- _WRITTEN PROBLEM_
Repeat exactly the lines from the one containing "Serialize everything readable" through the last line of the records below, both included, and nothing else.

- _DATA EXCERPTS_
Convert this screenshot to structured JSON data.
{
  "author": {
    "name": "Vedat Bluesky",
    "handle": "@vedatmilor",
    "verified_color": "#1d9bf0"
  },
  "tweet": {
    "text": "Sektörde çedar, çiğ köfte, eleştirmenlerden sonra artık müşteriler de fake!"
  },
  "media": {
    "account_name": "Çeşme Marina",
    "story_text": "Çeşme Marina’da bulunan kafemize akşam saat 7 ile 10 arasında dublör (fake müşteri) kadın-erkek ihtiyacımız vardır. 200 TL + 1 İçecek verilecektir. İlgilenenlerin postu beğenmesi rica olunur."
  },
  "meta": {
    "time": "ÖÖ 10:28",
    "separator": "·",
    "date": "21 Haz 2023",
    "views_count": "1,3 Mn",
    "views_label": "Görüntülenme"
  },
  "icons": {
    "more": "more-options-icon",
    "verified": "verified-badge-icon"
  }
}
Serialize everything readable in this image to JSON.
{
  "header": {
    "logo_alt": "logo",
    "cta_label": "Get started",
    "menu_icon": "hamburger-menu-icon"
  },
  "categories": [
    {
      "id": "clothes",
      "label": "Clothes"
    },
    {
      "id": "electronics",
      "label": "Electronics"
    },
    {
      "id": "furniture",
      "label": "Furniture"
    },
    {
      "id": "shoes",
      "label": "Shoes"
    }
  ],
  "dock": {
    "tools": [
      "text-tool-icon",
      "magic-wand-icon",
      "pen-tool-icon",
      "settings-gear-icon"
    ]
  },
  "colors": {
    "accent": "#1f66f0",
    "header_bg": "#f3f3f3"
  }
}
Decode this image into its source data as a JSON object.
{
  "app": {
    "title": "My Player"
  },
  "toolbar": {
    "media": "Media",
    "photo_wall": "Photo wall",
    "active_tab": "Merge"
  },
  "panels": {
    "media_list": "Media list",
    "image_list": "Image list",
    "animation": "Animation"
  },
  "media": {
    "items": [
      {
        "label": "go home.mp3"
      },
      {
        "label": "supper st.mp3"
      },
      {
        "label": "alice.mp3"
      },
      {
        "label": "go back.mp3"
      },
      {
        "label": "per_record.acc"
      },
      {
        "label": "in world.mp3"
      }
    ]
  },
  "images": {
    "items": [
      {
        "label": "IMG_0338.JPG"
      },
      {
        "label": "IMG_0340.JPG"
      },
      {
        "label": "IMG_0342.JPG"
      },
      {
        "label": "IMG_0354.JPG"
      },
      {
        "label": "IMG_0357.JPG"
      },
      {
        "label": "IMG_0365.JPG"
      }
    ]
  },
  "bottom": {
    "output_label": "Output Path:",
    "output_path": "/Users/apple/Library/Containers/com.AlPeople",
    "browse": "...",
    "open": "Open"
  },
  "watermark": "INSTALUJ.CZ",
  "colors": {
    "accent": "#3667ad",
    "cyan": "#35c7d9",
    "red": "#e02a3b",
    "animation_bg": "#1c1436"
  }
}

- _FINAL ANSWER_
Serialize everything readable in this image to JSON.
{
  "header": {
    "logo_alt": "logo",
    "cta_label": "Get started",
    "menu_icon": "hamburger-menu-icon"
  },
  "categories": [
    {
      "id": "clothes",
      "label": "Clothes"
    },
    {
      "id": "electronics",
      "label": "Electronics"
    },
    {
      "id": "furniture",
      "label": "Furniture"
    },
    {
      "id": "shoes",
      "label": "Shoes"
    }
  ],
  "dock": {
    "tools": [
      "text-tool-icon",
      "magic-wand-icon",
      "pen-tool-icon",
      "settings-gear-icon"
    ]
  },
  "colors": {
    "accent": "#1f66f0",
    "header_bg": "#f3f3f3"
  }
}
Decode this image into its source data as a JSON object.
{
  "app": {
    "title": "My Player"
  },
  "toolbar": {
    "media": "Media",
    "photo_wall": "Photo wall",
    "active_tab": "Merge"
  },
  "panels": {
    "media_list": "Media list",
    "image_list": "Image list",
    "animation": "Animation"
  },
  "media": {
    "items": [
      {
        "label": "go home.mp3"
      },
      {
        "label": "supper st.mp3"
      },
      {
        "label": "alice.mp3"
      },
      {
        "label": "go back.mp3"
      },
      {
        "label": "per_record.acc"
      },
      {
        "label": "in world.mp3"
      }
    ]
  },
  "images": {
    "items": [
      {
        "label": "IMG_0338.JPG"
      },
      {
        "label": "IMG_0340.JPG"
      },
      {
        "label": "IMG_0342.JPG"
      },
      {
        "label": "IMG_0354.JPG"
      },
      {
        "label": "IMG_0357.JPG"
      },
      {
        "label": "IMG_0365.JPG"
      }
    ]
  },
  "bottom": {
    "output_label": "Output Path:",
    "output_path": "/Users/apple/Library/Containers/com.AlPeople",
    "browse": "...",
    "open": "Open"
  },
  "watermark": "INSTALUJ.CZ",
  "colors": {
    "accent": "#3667ad",
    "cyan": "#35c7d9",
    "red": "#e02a3b",
    "animation_bg": "#1c1436"
  }
}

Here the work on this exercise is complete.